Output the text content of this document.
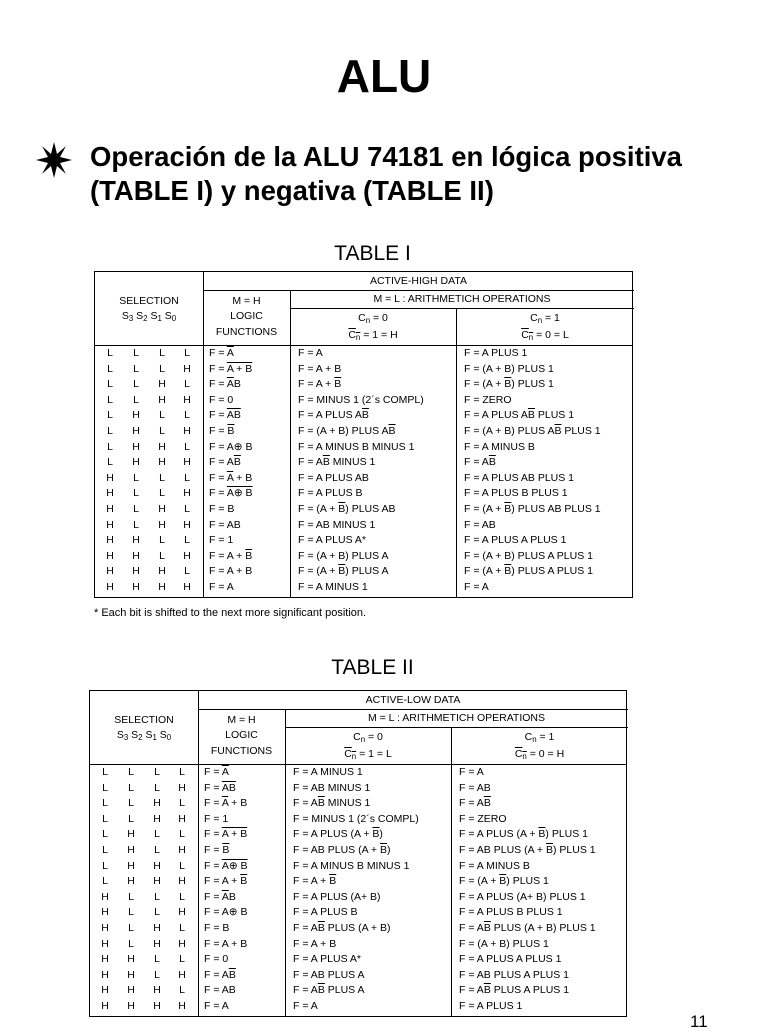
ALU
Operación de la ALU 74181 en lógica positiva
(TABLE I) y negativa (TABLE II)
TABLE I
SELECTION
$S_3$ $S_2$ $S_1$ $S_0$
ACTIVE-HIGH DATA
M = H
LOGIC
FUNCTIONS
M = L : ARITHMETICH OPERATIONS
$C_n = 0$
$C_n = 1 = H$
$C_n = 1$
$C_n = 0 = L$
L	L	L	L	$F = \overline{A}$	F = A	F = A PLUS 1
L	L	L	H	F = A + B	F = A + B	F = (A + B) PLUS 1
L	L	H	L	$F = \overline{A}B$	$F = A + \overline{B}$	$F = (A + \overline{B})$ PLUS 1
L	L	H	H	F = 0	F = MINUS 1 (2´s COMPL)	F = ZERO
L	H	L	L	$F = \overline{AB}$	F = A PLUS $A\overline{B}$	F = A PLUS $A\overline{B}$ PLUS 1
L	H	L	H	$F = \overline{B}$	F = (A + B) PLUS $A\overline{B}$	F = (A + B) PLUS $A\overline{B}$ PLUS 1
L	H	H	L	F = A⊕ B	F = A MINUS B MINUS 1	F = A MINUS B
L	H	H	H	$F = A\overline{B}$	$F = A\overline{B}$ MINUS 1	$F = A\overline{B}$
H	L	L	L	$F = \overline{A} + B$	F = A PLUS AB	F = A PLUS AB PLUS 1
H	L	L	H	F = A⊕ B	F = A PLUS B	F = A PLUS B PLUS 1
H	L	H	L	F = B	$F = (A + \overline{B})$ PLUS AB	$F = (A + \overline{B})$ PLUS AB PLUS 1
H	L	H	H	F = AB	F = AB MINUS 1	F = AB
H	H	L	L	F = 1	F = A PLUS A*	F = A PLUS A PLUS 1
H	H	L	H	$F = A + \overline{B}$	F = (A + B) PLUS A	F = (A + B) PLUS A PLUS 1
H	H	H	L	F = A + B	$F = (A + \overline{B})$ PLUS A	$F = (A + \overline{B})$ PLUS A PLUS 1
H	H	H	H	F = A	F = A MINUS 1	F = A
* Each bit is shifted to the next more significant position.
TABLE II
SELECTION
$S_3$ $S_2$ $S_1$ $S_0$
ACTIVE-LOW DATA
M = H
LOGIC
FUNCTIONS
M = L : ARITHMETICH OPERATIONS
$C_n = 0$
$C_n = 1 = L$
$C_n = 1$
$C_n = 0 = H$
L	L	L	L	$F = \overline{A}$	F = A MINUS 1	F = A
L	L	L	H	$F = \overline{AB}$	F = AB MINUS 1	F = AB
L	L	H	L	$F = \overline{A} + B$	$F = A\overline{B}$ MINUS 1	$F = A\overline{B}$
L	L	H	H	F = 1	F = MINUS 1 (2´s COMPL)	F = ZERO
L	H	L	L	F = A + B	F = A PLUS $(A + \overline{B})$	F = A PLUS $(A + \overline{B})$ PLUS 1
L	H	L	H	$F = \overline{B}$	F = AB PLUS $(A + \overline{B})$	F = AB PLUS $(A + \overline{B})$ PLUS 1
L	H	H	L	F = A⊕ B	F = A MINUS B MINUS 1	F = A MINUS B
L	H	H	H	$F = A + \overline{B}$	$F = A + \overline{B}$	$F = (A + \overline{B})$ PLUS 1
H	L	L	L	$F = \overline{A}B$	F = A PLUS (A+ B)	F = A PLUS (A+ B) PLUS 1
H	L	L	H	F = A⊕ B	F = A PLUS B	F = A PLUS B PLUS 1
H	L	H	L	F = B	$F = A\overline{B}$ PLUS (A + B)	$F = A\overline{B}$ PLUS (A + B) PLUS 1
H	L	H	H	F = A + B	F = A + B	F = (A + B) PLUS 1
H	H	L	L	F = 0	F = A PLUS A*	F = A PLUS A PLUS 1
H	H	L	H	$F = A\overline{B}$	F = AB PLUS A	F = AB PLUS A PLUS 1
H	H	H	L	F = AB	$F = A\overline{B}$ PLUS A	$F = A\overline{B}$ PLUS A PLUS 1
H	H	H	H	F = A	F = A	F = A PLUS 1
11
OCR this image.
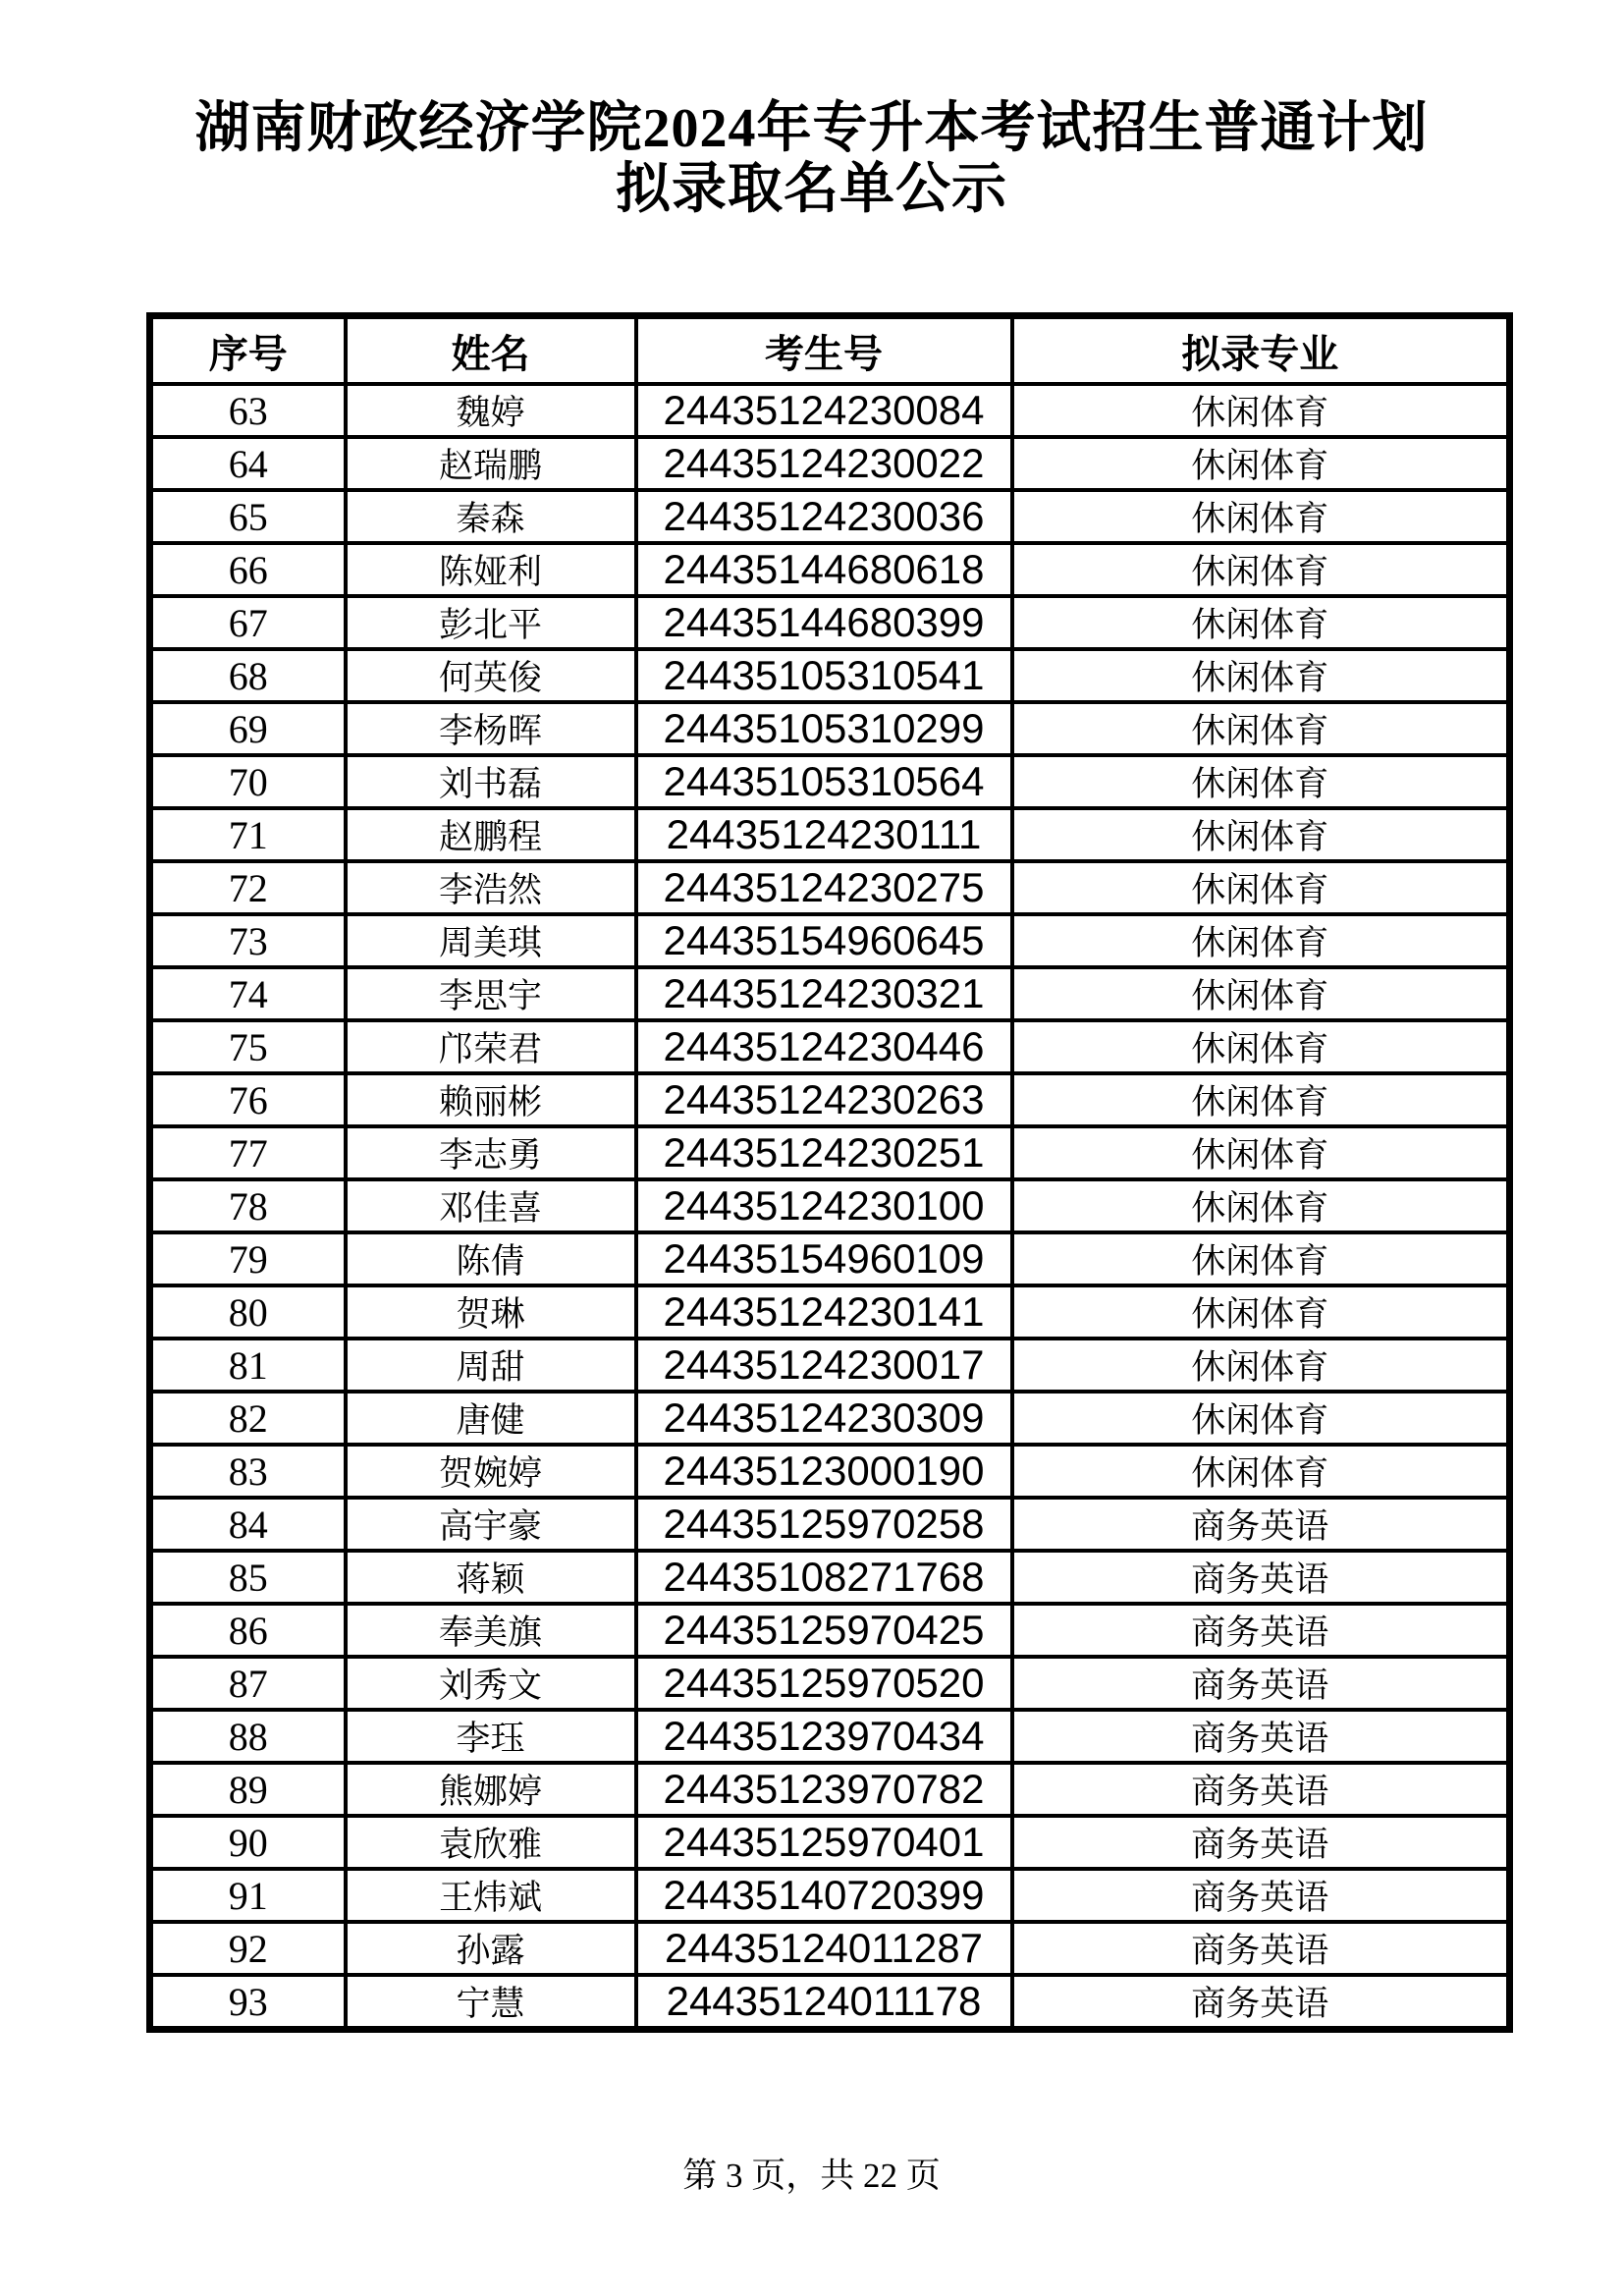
湖南财政经济学院2024年专升本考试招生普通计划
拟录取名单公示
序号	姓名	考生号	拟录专业
63	魏婷	24435124230084	休闲体育
64	赵瑞鹏	24435124230022	休闲体育
65	秦森	24435124230036	休闲体育
66	陈娅利	24435144680618	休闲体育
67	彭北平	24435144680399	休闲体育
68	何英俊	24435105310541	休闲体育
69	李杨晖	24435105310299	休闲体育
70	刘书磊	24435105310564	休闲体育
71	赵鹏程	24435124230111	休闲体育
72	李浩然	24435124230275	休闲体育
73	周美琪	24435154960645	休闲体育
74	李思宇	24435124230321	休闲体育
75	邝荣君	24435124230446	休闲体育
76	赖丽彬	24435124230263	休闲体育
77	李志勇	24435124230251	休闲体育
78	邓佳喜	24435124230100	休闲体育
79	陈倩	24435154960109	休闲体育
80	贺琳	24435124230141	休闲体育
81	周甜	24435124230017	休闲体育
82	唐健	24435124230309	休闲体育
83	贺婉婷	24435123000190	休闲体育
84	高宇豪	24435125970258	商务英语
85	蒋颖	24435108271768	商务英语
86	奉美旗	24435125970425	商务英语
87	刘秀文	24435125970520	商务英语
88	李珏	24435123970434	商务英语
89	熊娜婷	24435123970782	商务英语
90	袁欣雅	24435125970401	商务英语
91	王炜斌	24435140720399	商务英语
92	孙露	24435124011287	商务英语
93	宁慧	24435124011178	商务英语
第 3 页，共 22 页
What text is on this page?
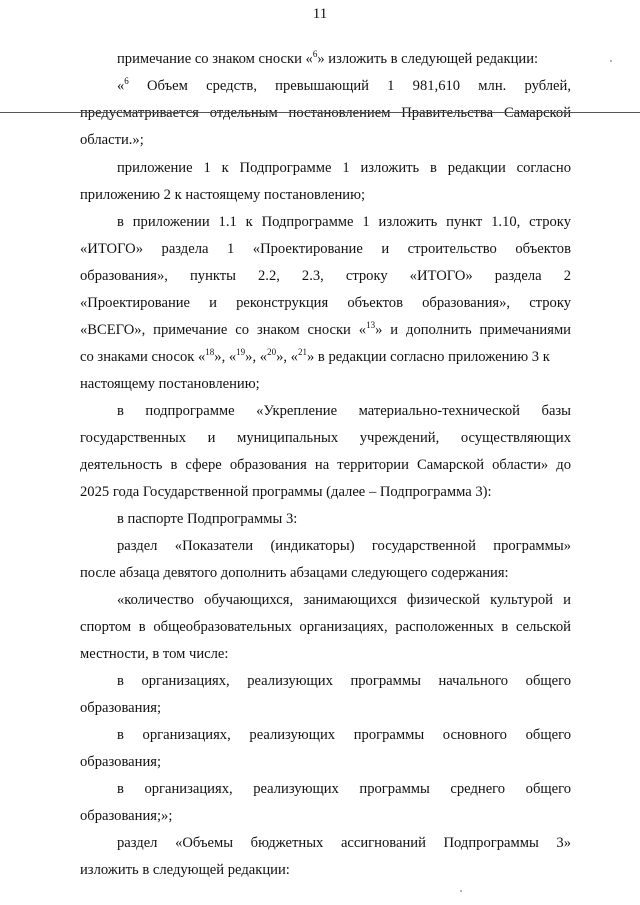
11
примечание со знаком сноски «$^6$» изложить в следующей редакции:
«$^6$ Объем средств, превышающий 1 981,610 млн. рублей,
предусматривается отдельным постановлением Правительства Самарской
области.»;
приложение 1 к Подпрограмме 1 изложить в редакции согласно
приложению 2 к настоящему постановлению;
в приложении 1.1 к Подпрограмме 1 изложить пункт 1.10, строку
«ИТОГО» раздела 1 «Проектирование и строительство объектов
образования», пункты 2.2, 2.3, строку «ИТОГО» раздела 2
«Проектирование и реконструкция объектов образования», строку
«ВСЕГО», примечание со знаком сноски «$^{13}$» и дополнить примечаниями
со знаками сносок «$^{18}$», «$^{19}$», «$^{20}$», «$^{21}$» в редакции согласно приложению 3 к
настоящему постановлению;
в подпрограмме «Укрепление материально-технической базы
государственных и муниципальных учреждений, осуществляющих
деятельность в сфере образования на территории Самарской области» до
2025 года Государственной программы (далее – Подпрограмма 3):
в паспорте Подпрограммы 3:
раздел «Показатели (индикаторы) государственной программы»
после абзаца девятого дополнить абзацами следующего содержания:
«количество обучающихся, занимающихся физической культурой и
спортом в общеобразовательных организациях, расположенных в сельской
местности, в том числе:
в организациях, реализующих программы начального общего
образования;
в организациях, реализующих программы основного общего
образования;
в организациях, реализующих программы среднего общего
образования;»;
раздел «Объемы бюджетных ассигнований Подпрограммы 3»
изложить в следующей редакции:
◆ ◆ ◆ ◆ ◆ ◆ ◆
TASK>
Look through the entries above. Extract each line with the word "раздела".

SOLUTION FOR THIS TASK>
«ИТОГО» раздела 1 «Проектирование и строительство объектов
образования», пункты 2.2, 2.3, строку «ИТОГО» раздела 2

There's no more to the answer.